Exercise objective:
Filter this material down to the lines that hold "title", copying each one.

Listed records:
........
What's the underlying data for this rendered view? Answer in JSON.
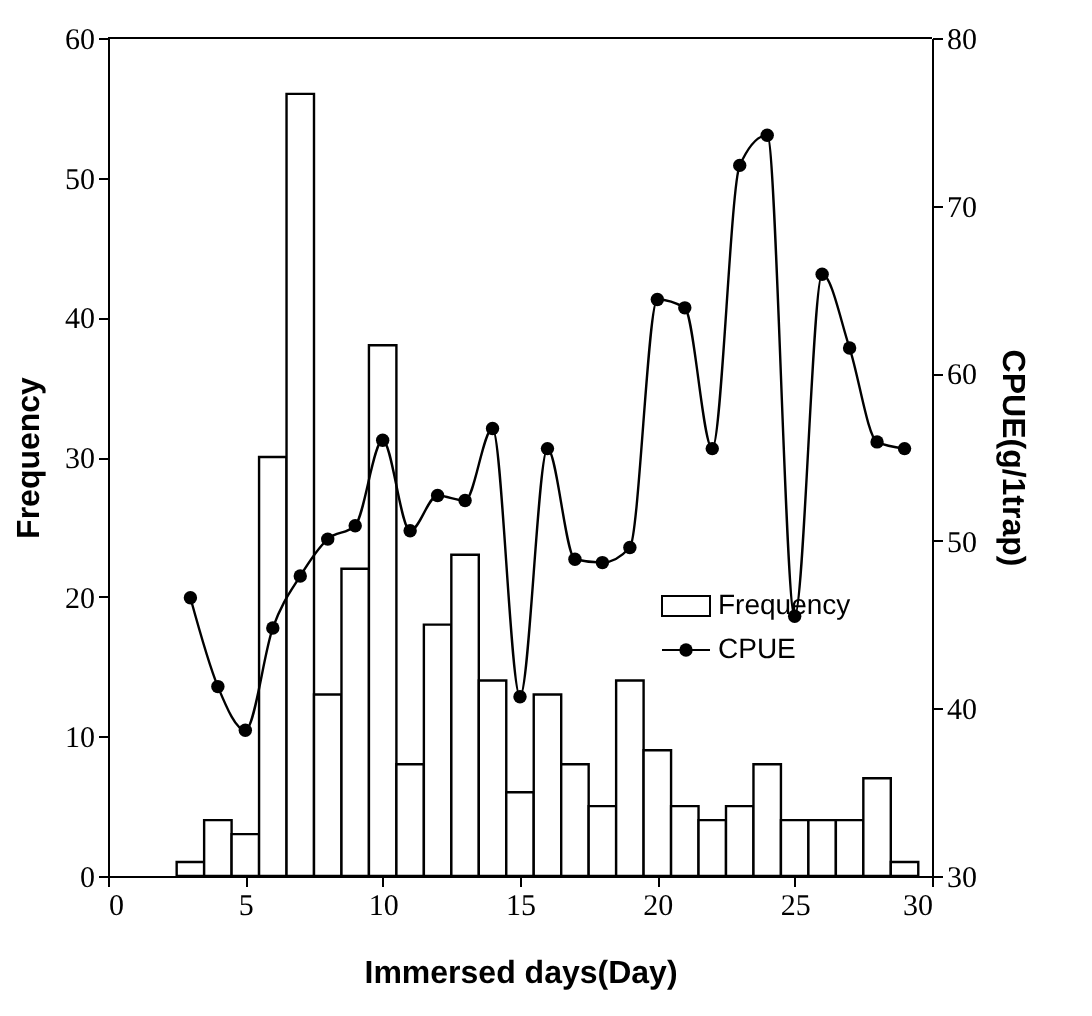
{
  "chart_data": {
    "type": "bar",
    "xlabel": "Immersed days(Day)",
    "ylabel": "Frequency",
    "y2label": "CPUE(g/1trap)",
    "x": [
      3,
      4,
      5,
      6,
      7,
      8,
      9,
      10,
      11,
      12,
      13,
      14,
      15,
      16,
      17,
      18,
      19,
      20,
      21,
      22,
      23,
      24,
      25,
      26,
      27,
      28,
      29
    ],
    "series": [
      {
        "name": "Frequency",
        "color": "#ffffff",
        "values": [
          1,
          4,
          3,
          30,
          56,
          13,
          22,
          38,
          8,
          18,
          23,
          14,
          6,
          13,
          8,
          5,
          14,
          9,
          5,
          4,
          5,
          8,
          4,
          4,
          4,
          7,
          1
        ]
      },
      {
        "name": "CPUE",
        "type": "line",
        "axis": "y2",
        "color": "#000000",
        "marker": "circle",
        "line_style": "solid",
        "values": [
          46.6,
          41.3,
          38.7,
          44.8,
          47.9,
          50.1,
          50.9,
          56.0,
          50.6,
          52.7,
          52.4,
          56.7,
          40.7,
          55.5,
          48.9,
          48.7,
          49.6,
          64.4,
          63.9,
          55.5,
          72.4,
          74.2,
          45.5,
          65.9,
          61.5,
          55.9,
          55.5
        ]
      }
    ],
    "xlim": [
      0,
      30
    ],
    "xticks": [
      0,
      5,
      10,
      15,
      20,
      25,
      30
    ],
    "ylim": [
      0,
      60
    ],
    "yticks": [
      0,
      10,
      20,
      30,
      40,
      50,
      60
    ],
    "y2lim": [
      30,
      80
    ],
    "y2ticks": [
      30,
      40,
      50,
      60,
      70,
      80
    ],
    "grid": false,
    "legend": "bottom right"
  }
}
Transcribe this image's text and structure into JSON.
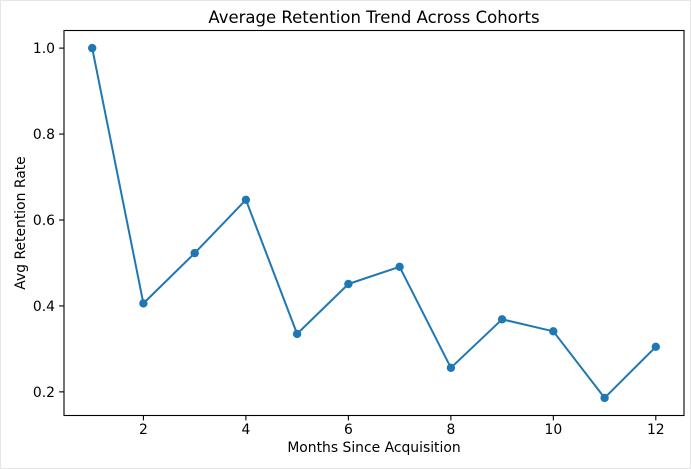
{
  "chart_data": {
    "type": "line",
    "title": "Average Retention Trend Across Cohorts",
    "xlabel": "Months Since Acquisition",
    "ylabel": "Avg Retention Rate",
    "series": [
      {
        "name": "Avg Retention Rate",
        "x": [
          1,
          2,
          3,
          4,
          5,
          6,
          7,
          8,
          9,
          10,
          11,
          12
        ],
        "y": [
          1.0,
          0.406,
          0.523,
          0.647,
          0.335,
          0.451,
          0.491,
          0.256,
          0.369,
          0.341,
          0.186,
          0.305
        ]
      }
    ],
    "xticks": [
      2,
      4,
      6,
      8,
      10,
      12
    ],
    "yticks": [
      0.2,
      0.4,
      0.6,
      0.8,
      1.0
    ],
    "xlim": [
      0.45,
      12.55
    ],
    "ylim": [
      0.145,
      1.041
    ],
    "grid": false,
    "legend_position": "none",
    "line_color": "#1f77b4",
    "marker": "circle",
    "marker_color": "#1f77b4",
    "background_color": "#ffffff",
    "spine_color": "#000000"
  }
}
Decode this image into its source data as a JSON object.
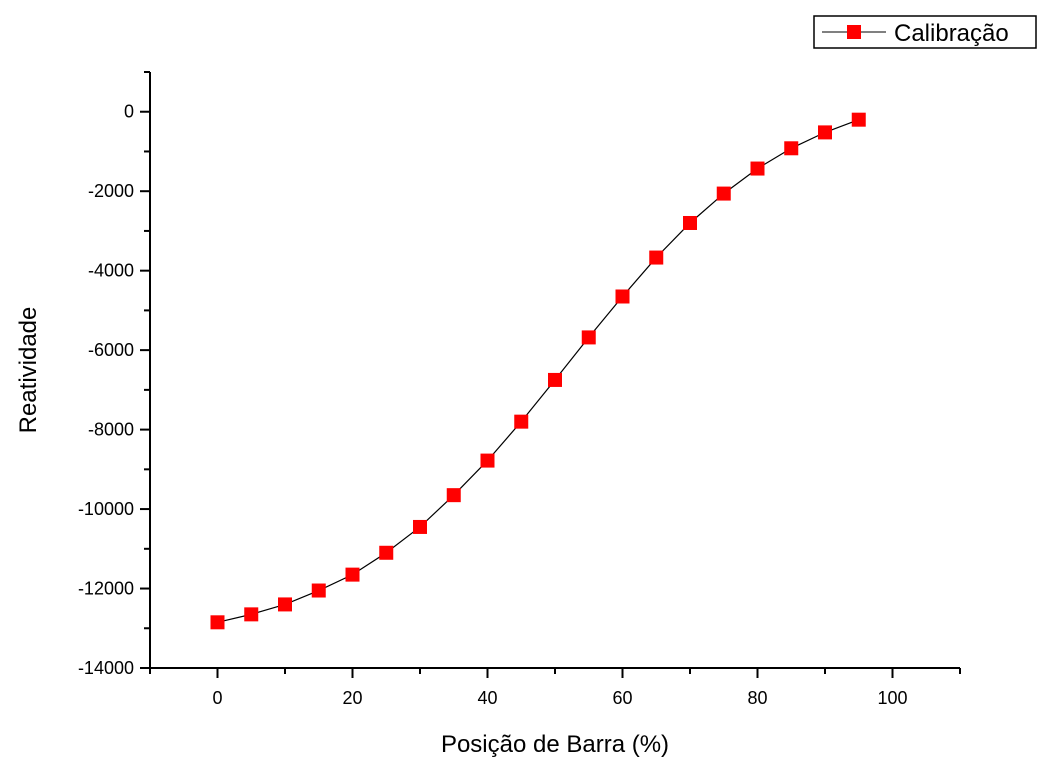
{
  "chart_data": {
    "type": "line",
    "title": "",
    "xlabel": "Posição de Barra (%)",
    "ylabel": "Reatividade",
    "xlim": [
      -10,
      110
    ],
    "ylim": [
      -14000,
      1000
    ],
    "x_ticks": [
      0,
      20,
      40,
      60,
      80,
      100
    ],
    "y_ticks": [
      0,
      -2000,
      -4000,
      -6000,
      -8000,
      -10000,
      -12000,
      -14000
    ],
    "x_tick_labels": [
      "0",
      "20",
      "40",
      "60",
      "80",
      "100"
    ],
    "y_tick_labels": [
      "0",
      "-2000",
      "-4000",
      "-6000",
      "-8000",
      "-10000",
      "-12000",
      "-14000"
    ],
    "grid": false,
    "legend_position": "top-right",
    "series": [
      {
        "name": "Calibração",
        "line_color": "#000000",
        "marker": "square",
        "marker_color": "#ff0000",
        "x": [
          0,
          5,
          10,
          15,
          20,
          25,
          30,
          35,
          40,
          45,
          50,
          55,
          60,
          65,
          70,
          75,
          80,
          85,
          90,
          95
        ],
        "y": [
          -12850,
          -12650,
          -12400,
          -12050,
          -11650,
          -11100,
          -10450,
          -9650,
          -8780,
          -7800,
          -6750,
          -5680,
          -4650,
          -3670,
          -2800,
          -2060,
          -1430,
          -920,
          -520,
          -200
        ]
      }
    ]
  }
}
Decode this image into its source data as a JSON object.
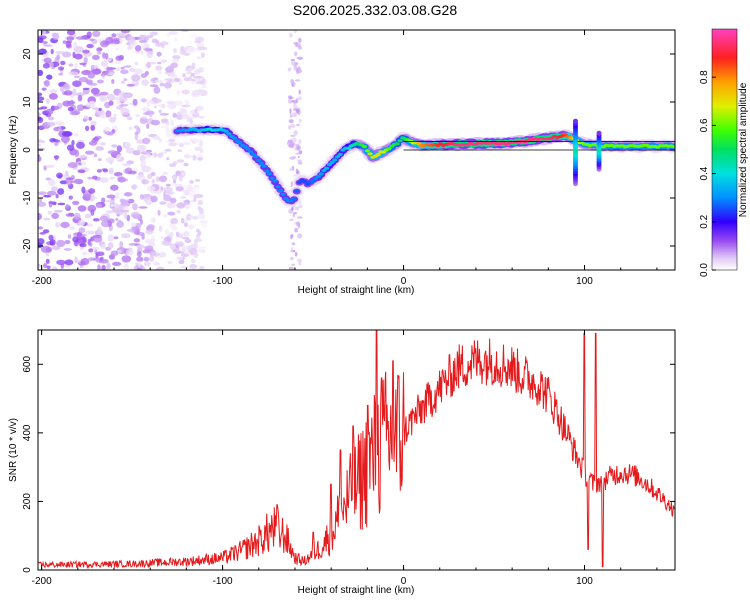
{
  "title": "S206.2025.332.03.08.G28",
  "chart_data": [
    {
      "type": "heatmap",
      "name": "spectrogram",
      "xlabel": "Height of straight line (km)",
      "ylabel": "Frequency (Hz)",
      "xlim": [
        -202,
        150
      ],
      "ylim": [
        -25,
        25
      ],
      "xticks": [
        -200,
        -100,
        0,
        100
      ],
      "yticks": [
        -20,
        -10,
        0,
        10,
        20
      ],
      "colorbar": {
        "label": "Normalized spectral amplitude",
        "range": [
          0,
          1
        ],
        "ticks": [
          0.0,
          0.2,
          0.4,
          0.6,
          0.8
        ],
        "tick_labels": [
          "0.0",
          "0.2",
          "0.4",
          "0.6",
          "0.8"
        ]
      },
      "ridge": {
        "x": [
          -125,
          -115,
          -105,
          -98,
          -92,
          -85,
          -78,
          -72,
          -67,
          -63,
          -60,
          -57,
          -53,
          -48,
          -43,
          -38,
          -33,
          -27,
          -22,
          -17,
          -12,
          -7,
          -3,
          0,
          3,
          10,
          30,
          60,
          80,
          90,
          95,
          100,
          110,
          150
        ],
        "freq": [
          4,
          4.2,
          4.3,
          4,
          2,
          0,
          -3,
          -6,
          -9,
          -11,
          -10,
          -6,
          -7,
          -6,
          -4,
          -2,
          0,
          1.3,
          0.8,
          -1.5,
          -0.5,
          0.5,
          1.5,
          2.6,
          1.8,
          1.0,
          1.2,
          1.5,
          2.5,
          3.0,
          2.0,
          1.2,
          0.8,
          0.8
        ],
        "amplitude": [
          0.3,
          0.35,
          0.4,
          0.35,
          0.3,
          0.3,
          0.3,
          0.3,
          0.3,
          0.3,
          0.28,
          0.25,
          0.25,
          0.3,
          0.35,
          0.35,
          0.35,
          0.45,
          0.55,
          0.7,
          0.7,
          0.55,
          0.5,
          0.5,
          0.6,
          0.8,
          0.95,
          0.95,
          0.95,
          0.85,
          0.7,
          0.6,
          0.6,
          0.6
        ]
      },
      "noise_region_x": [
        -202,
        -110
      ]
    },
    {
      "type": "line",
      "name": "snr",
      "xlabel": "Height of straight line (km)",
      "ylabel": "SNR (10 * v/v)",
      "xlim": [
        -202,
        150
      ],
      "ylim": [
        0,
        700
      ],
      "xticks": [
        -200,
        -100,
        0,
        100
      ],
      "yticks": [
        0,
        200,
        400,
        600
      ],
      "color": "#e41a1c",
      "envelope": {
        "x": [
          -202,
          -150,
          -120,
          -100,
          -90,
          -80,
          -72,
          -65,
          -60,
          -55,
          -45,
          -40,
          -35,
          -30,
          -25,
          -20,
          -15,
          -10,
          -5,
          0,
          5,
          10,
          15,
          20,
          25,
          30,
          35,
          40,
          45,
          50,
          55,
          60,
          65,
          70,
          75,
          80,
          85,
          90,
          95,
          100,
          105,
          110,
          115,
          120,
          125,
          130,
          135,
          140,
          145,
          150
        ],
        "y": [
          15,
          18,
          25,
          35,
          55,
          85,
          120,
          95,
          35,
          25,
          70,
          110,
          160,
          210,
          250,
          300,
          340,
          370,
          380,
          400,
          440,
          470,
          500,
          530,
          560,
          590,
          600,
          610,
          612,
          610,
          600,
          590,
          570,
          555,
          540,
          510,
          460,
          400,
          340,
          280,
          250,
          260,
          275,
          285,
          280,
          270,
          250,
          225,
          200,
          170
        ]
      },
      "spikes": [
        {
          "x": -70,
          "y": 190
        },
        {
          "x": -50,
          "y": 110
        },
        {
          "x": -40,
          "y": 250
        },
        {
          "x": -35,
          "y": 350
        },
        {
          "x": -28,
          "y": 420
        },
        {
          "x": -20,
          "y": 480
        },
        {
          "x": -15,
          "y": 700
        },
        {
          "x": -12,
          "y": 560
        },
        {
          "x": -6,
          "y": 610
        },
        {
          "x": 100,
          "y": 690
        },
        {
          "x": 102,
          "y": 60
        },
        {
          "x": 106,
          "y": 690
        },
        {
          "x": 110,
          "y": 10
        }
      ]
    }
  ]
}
........
Solution for this exercise:
    "title": "Average Retention Trend Across Cohorts",
    "title": "",
  "title": "S206.2025.332.03.08.G28",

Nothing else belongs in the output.